Provided data>
# # # # #

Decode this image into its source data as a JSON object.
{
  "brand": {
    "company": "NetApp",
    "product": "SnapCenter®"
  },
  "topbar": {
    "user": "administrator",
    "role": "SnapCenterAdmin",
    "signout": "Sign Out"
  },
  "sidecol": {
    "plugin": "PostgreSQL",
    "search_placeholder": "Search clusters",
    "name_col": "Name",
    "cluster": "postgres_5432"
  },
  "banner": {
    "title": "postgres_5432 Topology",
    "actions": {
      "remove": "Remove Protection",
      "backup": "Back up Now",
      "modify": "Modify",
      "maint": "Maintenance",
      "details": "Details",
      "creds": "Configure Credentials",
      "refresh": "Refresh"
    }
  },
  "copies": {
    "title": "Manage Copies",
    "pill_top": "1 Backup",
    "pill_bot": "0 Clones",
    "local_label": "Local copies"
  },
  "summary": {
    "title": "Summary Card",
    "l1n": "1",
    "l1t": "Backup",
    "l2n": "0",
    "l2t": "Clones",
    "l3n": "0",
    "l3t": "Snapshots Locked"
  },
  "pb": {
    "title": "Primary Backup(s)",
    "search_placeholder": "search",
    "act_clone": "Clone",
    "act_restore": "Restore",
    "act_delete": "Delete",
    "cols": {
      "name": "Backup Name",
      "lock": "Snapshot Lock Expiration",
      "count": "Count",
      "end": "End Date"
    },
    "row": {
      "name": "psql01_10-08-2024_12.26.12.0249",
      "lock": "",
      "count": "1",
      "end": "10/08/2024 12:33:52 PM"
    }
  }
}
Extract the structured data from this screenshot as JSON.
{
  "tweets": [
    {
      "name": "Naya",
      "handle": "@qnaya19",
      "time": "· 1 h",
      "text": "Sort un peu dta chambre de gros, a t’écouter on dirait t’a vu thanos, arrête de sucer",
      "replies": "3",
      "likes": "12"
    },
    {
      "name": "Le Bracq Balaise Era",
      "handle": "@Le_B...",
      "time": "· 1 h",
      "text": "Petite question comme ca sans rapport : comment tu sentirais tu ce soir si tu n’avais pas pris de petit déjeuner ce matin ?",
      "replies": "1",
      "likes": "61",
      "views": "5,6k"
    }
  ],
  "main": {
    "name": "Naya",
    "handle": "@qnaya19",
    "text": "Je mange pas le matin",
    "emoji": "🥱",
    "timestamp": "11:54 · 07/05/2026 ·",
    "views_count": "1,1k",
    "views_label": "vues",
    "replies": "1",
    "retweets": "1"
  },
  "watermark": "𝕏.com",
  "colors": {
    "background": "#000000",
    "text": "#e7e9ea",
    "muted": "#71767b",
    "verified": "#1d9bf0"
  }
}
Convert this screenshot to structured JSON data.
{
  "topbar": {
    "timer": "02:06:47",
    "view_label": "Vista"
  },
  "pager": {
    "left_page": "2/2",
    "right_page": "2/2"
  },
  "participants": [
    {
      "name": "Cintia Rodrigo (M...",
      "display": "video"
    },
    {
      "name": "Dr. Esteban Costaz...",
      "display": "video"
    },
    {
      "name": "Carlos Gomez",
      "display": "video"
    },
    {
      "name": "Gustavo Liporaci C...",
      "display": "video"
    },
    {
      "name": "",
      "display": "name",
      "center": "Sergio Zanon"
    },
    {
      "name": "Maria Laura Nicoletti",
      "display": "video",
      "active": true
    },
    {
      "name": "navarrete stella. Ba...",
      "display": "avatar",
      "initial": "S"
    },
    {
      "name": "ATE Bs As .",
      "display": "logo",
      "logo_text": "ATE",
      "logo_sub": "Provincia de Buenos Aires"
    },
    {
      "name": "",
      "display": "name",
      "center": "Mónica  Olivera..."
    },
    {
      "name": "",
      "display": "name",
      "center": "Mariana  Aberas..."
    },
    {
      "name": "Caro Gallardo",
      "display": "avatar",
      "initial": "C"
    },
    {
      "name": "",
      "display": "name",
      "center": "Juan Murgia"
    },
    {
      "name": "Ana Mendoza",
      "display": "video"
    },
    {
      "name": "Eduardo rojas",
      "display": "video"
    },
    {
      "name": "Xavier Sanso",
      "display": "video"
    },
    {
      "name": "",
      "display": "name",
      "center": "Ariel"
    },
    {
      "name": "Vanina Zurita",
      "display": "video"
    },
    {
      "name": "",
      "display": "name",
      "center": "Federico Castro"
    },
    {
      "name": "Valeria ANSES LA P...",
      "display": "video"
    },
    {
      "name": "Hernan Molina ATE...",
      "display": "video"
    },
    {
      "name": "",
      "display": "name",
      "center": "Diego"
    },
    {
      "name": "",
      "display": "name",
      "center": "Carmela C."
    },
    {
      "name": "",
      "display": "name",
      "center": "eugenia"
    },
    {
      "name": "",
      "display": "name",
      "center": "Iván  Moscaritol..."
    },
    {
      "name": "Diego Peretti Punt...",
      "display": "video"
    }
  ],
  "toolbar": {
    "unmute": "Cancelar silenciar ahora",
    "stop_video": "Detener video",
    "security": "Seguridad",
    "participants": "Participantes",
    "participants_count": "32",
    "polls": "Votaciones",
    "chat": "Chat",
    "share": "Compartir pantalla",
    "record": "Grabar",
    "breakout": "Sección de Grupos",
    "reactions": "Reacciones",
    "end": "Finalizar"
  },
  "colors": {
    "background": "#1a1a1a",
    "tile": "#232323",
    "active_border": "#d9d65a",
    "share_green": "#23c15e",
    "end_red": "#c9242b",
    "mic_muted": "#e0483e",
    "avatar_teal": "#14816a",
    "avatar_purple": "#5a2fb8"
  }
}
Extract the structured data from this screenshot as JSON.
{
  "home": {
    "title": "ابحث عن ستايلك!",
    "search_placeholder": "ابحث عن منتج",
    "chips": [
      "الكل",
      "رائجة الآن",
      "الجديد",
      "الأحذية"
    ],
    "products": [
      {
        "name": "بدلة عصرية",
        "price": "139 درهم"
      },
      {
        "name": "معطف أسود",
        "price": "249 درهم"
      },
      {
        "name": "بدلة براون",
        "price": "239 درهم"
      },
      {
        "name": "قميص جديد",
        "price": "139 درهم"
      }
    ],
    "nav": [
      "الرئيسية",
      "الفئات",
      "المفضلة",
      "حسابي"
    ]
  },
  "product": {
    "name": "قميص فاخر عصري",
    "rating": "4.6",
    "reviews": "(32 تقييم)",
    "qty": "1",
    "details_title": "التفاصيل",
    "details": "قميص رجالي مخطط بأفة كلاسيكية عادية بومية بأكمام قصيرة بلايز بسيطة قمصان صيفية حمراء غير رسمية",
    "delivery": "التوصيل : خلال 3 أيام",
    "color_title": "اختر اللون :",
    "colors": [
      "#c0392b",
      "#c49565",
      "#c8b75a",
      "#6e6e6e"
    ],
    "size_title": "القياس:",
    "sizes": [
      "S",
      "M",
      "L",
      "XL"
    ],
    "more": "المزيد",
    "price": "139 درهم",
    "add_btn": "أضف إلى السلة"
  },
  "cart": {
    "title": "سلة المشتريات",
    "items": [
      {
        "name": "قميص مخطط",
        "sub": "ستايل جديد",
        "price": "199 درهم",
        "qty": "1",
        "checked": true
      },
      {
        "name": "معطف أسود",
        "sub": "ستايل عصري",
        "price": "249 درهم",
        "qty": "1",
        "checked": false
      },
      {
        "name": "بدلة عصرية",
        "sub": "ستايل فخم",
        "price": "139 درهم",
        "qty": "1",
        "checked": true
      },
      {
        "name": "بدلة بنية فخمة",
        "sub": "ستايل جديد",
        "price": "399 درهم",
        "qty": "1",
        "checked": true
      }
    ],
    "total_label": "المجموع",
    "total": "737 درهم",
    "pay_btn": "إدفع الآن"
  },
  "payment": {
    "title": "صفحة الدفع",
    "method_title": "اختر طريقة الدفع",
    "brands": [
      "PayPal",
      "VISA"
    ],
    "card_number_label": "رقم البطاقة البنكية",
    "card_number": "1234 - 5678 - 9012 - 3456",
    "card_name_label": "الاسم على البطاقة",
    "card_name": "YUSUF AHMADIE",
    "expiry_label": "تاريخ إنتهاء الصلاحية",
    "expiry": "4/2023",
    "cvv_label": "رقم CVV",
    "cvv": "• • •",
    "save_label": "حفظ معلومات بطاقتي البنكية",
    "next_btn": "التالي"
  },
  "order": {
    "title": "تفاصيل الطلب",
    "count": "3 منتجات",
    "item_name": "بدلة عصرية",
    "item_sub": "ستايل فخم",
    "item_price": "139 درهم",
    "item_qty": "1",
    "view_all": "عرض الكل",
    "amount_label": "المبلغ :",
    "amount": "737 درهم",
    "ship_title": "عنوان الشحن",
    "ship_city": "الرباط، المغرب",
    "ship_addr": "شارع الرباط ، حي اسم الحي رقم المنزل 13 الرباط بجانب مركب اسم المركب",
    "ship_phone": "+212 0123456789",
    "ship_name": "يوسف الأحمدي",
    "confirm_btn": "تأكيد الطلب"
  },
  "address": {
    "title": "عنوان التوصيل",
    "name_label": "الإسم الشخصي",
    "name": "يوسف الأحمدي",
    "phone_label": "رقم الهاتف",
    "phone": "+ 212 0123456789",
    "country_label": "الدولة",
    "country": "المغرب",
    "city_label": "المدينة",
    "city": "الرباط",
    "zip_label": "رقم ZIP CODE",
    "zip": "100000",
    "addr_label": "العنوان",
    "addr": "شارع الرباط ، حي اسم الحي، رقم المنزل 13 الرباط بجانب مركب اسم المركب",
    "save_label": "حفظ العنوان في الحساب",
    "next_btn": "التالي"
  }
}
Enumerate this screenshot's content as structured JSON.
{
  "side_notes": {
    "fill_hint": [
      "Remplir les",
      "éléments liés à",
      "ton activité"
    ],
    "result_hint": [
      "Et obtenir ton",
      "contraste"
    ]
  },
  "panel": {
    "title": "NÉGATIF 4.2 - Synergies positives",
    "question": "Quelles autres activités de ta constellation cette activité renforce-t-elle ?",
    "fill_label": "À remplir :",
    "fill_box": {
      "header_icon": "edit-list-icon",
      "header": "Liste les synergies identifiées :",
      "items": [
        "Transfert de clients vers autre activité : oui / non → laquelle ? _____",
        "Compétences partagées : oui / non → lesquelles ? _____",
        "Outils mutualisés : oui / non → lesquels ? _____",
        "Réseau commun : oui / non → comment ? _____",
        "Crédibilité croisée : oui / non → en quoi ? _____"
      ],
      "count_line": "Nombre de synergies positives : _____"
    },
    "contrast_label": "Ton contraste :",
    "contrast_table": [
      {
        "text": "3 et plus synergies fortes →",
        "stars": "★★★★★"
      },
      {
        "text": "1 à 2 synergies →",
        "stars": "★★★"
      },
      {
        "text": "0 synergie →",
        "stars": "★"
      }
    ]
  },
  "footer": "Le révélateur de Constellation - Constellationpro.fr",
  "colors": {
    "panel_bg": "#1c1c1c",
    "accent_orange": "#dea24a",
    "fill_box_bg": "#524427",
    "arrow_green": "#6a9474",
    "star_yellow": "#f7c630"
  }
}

# # # # #

Your instructions>
List all lines above in which the string "قميص" appears.

Response>
        "name": "قميص جديد",
    "name": "قميص فاخر عصري",
    "details": "قميص رجالي مخطط بأفة كلاسيكية عادية بومية بأكمام قصيرة بلايز بسيطة قمصان صيفية حمراء غير رسمية",
        "name": "قميص مخطط",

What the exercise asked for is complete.